◆ RECORD LIST:
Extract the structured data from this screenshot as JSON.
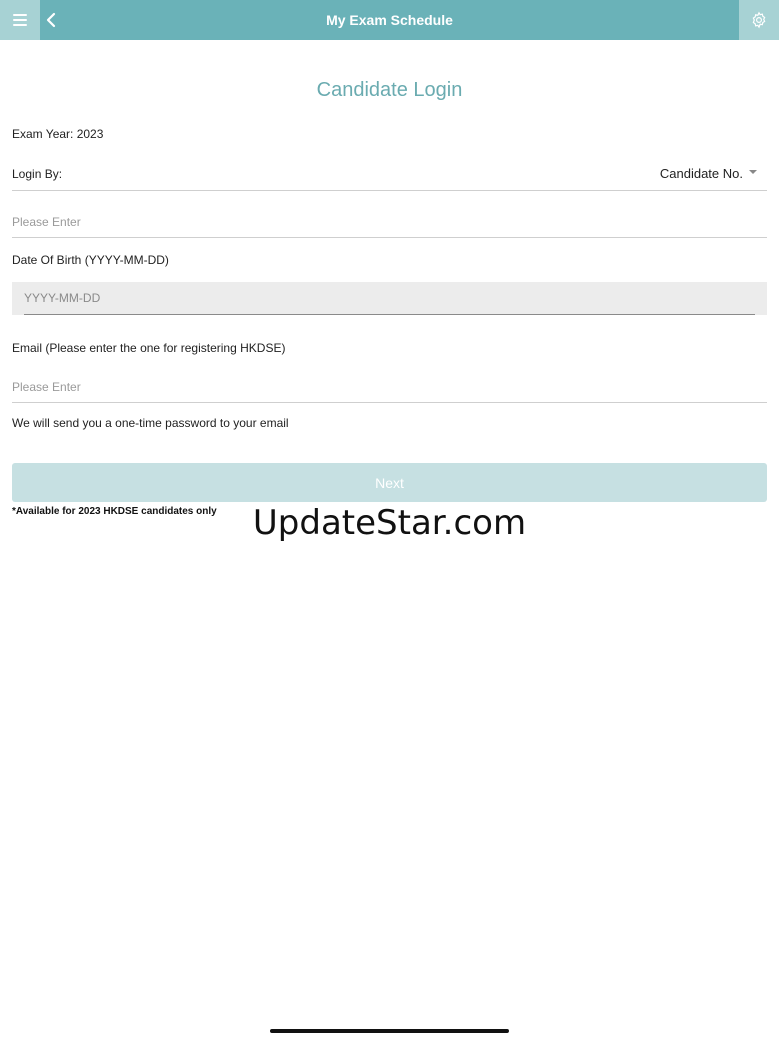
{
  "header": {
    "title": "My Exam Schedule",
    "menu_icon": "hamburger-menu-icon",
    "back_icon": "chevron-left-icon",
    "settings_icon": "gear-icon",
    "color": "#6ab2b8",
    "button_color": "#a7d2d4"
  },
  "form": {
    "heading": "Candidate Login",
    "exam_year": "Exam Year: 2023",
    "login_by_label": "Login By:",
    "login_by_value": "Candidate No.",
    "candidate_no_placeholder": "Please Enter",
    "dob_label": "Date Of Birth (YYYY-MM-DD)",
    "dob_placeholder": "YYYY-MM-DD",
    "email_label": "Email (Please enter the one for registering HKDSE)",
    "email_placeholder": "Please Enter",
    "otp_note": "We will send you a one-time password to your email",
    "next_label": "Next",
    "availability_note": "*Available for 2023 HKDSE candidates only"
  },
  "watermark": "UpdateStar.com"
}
* * *
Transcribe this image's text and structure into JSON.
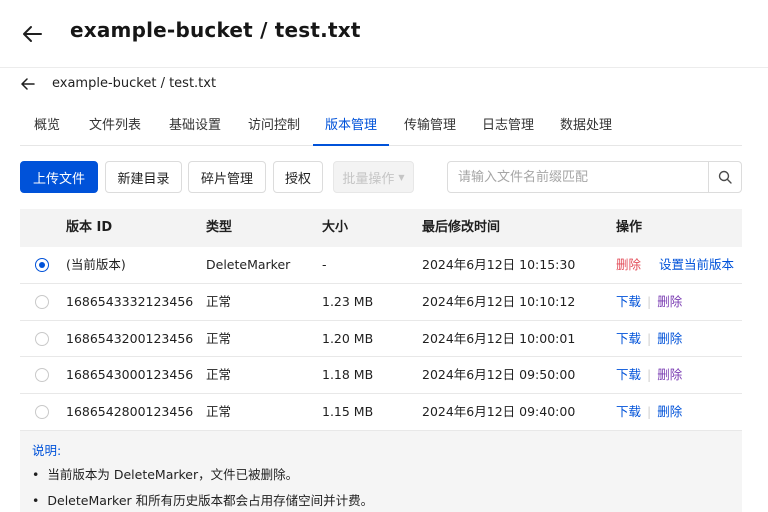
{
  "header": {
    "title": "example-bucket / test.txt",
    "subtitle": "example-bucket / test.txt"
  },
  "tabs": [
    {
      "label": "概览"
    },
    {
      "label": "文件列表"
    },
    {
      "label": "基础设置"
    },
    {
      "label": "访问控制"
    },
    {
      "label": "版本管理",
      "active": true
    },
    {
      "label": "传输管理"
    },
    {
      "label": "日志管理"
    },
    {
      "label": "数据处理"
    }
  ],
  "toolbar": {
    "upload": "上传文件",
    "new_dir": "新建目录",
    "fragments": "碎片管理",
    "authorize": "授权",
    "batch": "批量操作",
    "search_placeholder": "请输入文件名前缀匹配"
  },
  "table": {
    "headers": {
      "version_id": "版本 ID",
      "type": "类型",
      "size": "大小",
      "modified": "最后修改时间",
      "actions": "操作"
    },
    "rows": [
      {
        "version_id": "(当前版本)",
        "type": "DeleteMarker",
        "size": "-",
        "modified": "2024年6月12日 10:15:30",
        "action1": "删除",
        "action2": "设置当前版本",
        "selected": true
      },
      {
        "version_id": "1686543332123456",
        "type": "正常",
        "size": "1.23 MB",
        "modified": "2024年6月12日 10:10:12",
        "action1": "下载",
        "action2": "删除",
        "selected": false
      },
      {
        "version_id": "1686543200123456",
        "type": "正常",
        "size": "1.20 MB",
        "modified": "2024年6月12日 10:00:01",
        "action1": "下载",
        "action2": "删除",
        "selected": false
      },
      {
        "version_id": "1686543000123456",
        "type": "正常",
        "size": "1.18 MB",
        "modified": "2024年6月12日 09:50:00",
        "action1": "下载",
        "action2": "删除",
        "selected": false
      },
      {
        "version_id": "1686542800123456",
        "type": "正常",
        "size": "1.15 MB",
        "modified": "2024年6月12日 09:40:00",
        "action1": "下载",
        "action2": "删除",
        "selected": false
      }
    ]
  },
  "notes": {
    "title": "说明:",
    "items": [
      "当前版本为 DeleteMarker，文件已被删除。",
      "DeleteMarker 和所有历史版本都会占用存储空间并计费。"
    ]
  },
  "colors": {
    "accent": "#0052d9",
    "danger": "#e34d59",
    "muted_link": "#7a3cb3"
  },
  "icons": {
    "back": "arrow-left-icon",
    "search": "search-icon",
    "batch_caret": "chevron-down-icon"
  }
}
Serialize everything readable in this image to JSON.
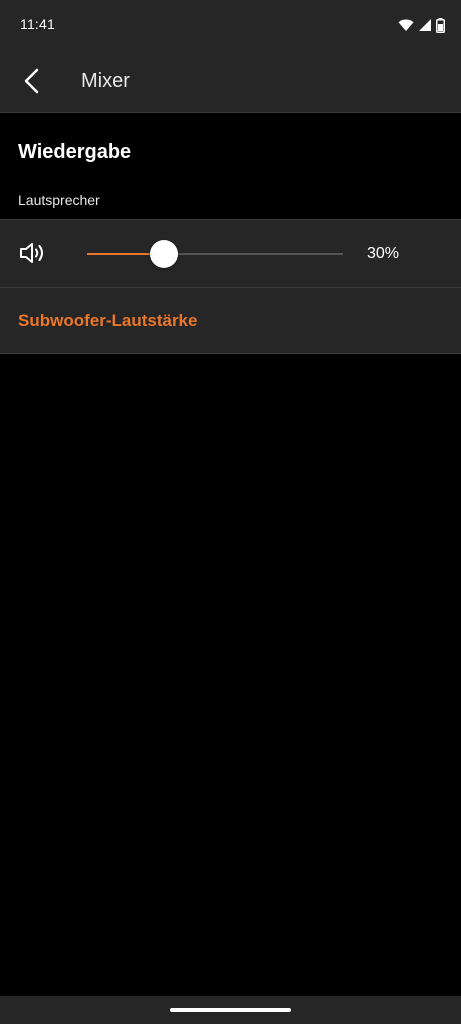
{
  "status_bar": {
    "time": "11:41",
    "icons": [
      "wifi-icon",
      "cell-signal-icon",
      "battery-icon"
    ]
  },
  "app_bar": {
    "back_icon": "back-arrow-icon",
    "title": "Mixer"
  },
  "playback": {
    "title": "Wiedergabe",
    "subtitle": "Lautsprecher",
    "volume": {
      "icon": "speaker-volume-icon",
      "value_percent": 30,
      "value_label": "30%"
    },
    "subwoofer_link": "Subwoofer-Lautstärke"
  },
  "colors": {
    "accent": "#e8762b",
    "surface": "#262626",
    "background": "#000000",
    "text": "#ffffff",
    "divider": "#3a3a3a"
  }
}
...
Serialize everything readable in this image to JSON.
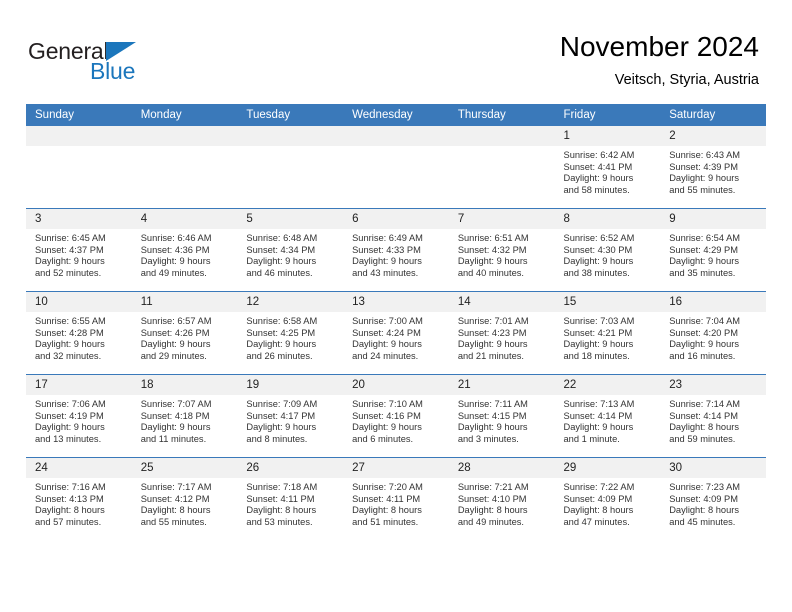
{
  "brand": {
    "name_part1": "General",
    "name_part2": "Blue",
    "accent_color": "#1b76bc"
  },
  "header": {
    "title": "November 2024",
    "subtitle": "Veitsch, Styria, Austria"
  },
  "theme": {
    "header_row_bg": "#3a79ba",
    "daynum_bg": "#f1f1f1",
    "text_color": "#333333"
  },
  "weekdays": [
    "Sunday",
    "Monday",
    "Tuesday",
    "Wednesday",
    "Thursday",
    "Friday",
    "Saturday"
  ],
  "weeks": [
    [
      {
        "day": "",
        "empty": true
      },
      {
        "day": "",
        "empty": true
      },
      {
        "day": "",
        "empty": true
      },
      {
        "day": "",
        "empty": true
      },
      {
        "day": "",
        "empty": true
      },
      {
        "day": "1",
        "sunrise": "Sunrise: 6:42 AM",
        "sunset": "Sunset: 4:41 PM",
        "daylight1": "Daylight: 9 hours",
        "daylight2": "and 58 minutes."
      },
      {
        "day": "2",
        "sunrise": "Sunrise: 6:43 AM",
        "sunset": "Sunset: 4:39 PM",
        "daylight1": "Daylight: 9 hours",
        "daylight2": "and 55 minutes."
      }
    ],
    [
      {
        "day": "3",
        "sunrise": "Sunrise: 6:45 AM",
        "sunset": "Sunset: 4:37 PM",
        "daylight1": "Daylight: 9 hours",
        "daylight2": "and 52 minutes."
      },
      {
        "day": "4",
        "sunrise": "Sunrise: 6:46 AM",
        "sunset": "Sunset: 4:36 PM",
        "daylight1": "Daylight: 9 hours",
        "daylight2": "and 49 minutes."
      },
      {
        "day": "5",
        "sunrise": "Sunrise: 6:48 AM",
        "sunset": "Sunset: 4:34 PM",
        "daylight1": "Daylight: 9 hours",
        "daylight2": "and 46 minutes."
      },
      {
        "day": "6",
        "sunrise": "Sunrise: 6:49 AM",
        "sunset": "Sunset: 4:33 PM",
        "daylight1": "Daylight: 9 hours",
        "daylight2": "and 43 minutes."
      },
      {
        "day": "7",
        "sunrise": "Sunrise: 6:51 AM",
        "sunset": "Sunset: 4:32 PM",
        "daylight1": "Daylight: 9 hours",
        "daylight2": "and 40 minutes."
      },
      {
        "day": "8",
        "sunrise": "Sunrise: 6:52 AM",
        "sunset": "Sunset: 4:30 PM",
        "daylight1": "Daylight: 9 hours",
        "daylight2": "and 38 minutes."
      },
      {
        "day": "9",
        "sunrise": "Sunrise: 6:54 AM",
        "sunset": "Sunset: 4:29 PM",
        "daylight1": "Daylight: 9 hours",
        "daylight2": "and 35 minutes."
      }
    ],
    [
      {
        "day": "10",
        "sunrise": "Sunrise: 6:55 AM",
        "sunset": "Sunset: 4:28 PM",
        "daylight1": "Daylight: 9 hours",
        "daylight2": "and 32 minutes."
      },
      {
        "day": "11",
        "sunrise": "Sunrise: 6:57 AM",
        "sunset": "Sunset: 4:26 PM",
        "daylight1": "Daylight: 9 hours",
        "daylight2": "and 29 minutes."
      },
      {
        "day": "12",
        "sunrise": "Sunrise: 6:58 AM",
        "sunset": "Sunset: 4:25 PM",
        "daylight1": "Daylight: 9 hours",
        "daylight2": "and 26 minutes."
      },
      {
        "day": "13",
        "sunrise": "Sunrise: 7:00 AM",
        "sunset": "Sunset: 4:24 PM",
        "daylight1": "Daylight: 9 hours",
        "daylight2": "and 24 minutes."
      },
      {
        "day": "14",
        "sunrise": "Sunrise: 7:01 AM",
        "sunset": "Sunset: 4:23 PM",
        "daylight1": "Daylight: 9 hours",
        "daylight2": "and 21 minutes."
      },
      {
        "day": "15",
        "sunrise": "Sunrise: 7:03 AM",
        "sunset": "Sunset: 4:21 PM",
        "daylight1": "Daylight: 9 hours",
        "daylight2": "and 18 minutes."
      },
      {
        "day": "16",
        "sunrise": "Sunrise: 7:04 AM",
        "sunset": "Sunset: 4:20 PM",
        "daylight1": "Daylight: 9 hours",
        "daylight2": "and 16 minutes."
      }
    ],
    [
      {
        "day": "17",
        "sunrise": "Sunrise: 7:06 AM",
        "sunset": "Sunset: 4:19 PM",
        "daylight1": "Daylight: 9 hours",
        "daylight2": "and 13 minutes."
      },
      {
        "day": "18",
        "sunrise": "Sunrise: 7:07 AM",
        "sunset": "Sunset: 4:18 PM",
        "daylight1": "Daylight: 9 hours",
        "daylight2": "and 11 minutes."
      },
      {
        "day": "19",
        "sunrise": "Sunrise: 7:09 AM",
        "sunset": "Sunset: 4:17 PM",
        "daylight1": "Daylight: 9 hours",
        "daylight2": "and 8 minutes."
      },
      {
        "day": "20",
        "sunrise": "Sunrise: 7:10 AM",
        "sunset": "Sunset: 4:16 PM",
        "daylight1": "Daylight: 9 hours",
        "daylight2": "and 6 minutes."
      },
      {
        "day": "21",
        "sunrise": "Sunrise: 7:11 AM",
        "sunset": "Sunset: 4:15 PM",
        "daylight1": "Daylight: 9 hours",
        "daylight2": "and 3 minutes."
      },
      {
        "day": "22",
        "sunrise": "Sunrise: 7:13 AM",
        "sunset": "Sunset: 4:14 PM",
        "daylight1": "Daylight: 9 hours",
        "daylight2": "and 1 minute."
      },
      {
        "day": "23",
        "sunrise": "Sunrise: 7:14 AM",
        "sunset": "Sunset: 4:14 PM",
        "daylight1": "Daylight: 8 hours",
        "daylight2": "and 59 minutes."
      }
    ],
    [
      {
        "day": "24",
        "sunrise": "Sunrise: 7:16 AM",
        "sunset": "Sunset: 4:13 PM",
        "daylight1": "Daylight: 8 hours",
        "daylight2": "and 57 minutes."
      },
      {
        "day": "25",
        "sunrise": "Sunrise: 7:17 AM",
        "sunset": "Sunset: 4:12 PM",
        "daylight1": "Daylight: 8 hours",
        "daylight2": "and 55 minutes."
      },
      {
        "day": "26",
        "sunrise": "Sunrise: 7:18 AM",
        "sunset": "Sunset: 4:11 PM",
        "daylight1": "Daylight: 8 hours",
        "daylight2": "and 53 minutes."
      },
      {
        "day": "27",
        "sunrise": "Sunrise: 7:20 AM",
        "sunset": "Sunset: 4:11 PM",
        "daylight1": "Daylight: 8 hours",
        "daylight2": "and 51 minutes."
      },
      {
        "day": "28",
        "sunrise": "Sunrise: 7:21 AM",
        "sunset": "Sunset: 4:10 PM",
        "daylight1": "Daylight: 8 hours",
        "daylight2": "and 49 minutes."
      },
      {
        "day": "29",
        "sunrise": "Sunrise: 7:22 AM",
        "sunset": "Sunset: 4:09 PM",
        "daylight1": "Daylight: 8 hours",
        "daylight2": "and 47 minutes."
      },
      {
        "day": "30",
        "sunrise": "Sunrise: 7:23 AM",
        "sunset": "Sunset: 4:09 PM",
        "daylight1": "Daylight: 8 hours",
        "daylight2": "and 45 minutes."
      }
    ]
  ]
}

◆ WHAT YOU SHOULD DO: Each line that contains the string "left" counts once; say how many there are and nothing else.

◆ TASK RESPONSE: 2